AIM OF THE TASK: Of the lines in the data below, count the ones holding the string "dept", and answer with that number only.
───── DATASET ROWS ─────
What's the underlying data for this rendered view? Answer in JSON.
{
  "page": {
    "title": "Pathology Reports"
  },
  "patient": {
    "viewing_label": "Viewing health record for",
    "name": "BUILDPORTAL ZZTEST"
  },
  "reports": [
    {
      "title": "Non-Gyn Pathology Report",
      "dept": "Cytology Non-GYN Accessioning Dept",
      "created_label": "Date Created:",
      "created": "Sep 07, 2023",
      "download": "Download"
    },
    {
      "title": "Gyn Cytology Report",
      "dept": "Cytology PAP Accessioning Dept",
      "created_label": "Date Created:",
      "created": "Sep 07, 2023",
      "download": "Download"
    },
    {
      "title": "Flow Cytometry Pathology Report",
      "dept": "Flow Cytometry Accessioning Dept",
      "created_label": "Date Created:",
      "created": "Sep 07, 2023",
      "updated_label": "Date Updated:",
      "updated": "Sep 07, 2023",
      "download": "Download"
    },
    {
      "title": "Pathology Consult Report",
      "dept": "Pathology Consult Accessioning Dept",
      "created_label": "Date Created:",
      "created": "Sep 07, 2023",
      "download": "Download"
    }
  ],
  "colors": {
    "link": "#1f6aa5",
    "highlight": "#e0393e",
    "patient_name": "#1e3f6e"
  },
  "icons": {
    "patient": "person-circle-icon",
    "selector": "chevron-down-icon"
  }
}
─────
ANSWER BELOW: 4